| Saved data entries |
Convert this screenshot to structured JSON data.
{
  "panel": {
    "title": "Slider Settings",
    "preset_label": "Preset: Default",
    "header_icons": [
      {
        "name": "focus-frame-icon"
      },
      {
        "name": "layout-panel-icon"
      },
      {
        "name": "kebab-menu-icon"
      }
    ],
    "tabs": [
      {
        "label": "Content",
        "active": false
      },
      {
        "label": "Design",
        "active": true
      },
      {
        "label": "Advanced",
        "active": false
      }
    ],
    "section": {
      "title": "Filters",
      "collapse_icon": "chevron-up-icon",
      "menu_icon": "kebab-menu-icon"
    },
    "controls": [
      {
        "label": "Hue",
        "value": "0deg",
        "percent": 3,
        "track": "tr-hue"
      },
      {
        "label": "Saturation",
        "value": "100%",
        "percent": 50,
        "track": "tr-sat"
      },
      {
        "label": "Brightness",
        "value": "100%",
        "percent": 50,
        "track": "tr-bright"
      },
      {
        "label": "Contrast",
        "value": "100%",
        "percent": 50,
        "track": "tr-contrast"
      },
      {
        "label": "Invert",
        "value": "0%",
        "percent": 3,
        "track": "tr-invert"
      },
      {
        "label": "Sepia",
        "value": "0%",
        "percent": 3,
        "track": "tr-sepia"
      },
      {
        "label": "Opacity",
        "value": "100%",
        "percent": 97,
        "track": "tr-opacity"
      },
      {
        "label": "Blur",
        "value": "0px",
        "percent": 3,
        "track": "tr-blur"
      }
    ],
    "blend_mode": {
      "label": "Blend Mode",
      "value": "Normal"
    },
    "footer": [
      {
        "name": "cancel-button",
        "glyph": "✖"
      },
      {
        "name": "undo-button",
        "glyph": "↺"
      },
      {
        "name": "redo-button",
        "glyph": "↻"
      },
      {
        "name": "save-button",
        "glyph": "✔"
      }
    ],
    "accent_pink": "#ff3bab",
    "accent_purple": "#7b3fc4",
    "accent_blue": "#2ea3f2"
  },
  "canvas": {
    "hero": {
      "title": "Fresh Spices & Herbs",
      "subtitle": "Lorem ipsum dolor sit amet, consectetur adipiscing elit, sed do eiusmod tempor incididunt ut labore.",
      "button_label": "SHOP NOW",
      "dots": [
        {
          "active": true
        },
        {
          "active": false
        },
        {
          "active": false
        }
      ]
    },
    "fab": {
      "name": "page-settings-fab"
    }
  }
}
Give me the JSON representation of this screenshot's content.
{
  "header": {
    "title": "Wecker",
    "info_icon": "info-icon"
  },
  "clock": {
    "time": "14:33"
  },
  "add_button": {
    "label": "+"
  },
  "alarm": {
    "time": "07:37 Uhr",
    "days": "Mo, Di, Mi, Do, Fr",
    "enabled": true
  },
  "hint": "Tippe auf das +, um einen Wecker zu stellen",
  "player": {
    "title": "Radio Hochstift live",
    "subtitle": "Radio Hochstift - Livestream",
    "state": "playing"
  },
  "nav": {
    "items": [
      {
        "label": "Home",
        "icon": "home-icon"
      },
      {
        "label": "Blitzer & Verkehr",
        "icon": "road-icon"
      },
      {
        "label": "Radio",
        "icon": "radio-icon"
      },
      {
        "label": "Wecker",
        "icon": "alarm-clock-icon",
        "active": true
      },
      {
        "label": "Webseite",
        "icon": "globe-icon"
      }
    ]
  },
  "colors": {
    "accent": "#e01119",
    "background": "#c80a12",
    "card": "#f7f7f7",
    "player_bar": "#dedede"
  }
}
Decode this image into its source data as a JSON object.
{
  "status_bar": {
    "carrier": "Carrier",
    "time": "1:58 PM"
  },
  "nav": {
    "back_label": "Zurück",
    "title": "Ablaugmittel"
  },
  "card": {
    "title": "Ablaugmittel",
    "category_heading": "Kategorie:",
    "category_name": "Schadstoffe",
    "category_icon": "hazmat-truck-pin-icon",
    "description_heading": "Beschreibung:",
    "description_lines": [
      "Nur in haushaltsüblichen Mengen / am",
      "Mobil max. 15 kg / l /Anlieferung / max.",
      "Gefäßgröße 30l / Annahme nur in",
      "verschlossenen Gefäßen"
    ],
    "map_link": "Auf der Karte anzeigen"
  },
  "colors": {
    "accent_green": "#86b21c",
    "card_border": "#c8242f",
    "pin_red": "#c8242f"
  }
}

| Task goal |
Set down every record above exactly as given.

| Result of this exercise |
Convert this screenshot to structured JSON data.
{
  "panel": {
    "title": "Slider Settings",
    "preset_label": "Preset: Default",
    "header_icons": [
      {
        "name": "focus-frame-icon"
      },
      {
        "name": "layout-panel-icon"
      },
      {
        "name": "kebab-menu-icon"
      }
    ],
    "tabs": [
      {
        "label": "Content",
        "active": false
      },
      {
        "label": "Design",
        "active": true
      },
      {
        "label": "Advanced",
        "active": false
      }
    ],
    "section": {
      "title": "Filters",
      "collapse_icon": "chevron-up-icon",
      "menu_icon": "kebab-menu-icon"
    },
    "controls": [
      {
        "label": "Hue",
        "value": "0deg",
        "percent": 3,
        "track": "tr-hue"
      },
      {
        "label": "Saturation",
        "value": "100%",
        "percent": 50,
        "track": "tr-sat"
      },
      {
        "label": "Brightness",
        "value": "100%",
        "percent": 50,
        "track": "tr-bright"
      },
      {
        "label": "Contrast",
        "value": "100%",
        "percent": 50,
        "track": "tr-contrast"
      },
      {
        "label": "Invert",
        "value": "0%",
        "percent": 3,
        "track": "tr-invert"
      },
      {
        "label": "Sepia",
        "value": "0%",
        "percent": 3,
        "track": "tr-sepia"
      },
      {
        "label": "Opacity",
        "value": "100%",
        "percent": 97,
        "track": "tr-opacity"
      },
      {
        "label": "Blur",
        "value": "0px",
        "percent": 3,
        "track": "tr-blur"
      }
    ],
    "blend_mode": {
      "label": "Blend Mode",
      "value": "Normal"
    },
    "footer": [
      {
        "name": "cancel-button",
        "glyph": "✖"
      },
      {
        "name": "undo-button",
        "glyph": "↺"
      },
      {
        "name": "redo-button",
        "glyph": "↻"
      },
      {
        "name": "save-button",
        "glyph": "✔"
      }
    ],
    "accent_pink": "#ff3bab",
    "accent_purple": "#7b3fc4",
    "accent_blue": "#2ea3f2"
  },
  "canvas": {
    "hero": {
      "title": "Fresh Spices & Herbs",
      "subtitle": "Lorem ipsum dolor sit amet, consectetur adipiscing elit, sed do eiusmod tempor incididunt ut labore.",
      "button_label": "SHOP NOW",
      "dots": [
        {
          "active": true
        },
        {
          "active": false
        },
        {
          "active": false
        }
      ]
    },
    "fab": {
      "name": "page-settings-fab"
    }
  }
}
Give me the JSON representation of this screenshot's content.
{
  "header": {
    "title": "Wecker",
    "info_icon": "info-icon"
  },
  "clock": {
    "time": "14:33"
  },
  "add_button": {
    "label": "+"
  },
  "alarm": {
    "time": "07:37 Uhr",
    "days": "Mo, Di, Mi, Do, Fr",
    "enabled": true
  },
  "hint": "Tippe auf das +, um einen Wecker zu stellen",
  "player": {
    "title": "Radio Hochstift live",
    "subtitle": "Radio Hochstift - Livestream",
    "state": "playing"
  },
  "nav": {
    "items": [
      {
        "label": "Home",
        "icon": "home-icon"
      },
      {
        "label": "Blitzer & Verkehr",
        "icon": "road-icon"
      },
      {
        "label": "Radio",
        "icon": "radio-icon"
      },
      {
        "label": "Wecker",
        "icon": "alarm-clock-icon",
        "active": true
      },
      {
        "label": "Webseite",
        "icon": "globe-icon"
      }
    ]
  },
  "colors": {
    "accent": "#e01119",
    "background": "#c80a12",
    "card": "#f7f7f7",
    "player_bar": "#dedede"
  }
}
Decode this image into its source data as a JSON object.
{
  "status_bar": {
    "carrier": "Carrier",
    "time": "1:58 PM"
  },
  "nav": {
    "back_label": "Zurück",
    "title": "Ablaugmittel"
  },
  "card": {
    "title": "Ablaugmittel",
    "category_heading": "Kategorie:",
    "category_name": "Schadstoffe",
    "category_icon": "hazmat-truck-pin-icon",
    "description_heading": "Beschreibung:",
    "description_lines": [
      "Nur in haushaltsüblichen Mengen / am",
      "Mobil max. 15 kg / l /Anlieferung / max.",
      "Gefäßgröße 30l / Annahme nur in",
      "verschlossenen Gefäßen"
    ],
    "map_link": "Auf der Karte anzeigen"
  },
  "colors": {
    "accent_green": "#86b21c",
    "card_border": "#c8242f",
    "pin_red": "#c8242f"
  }
}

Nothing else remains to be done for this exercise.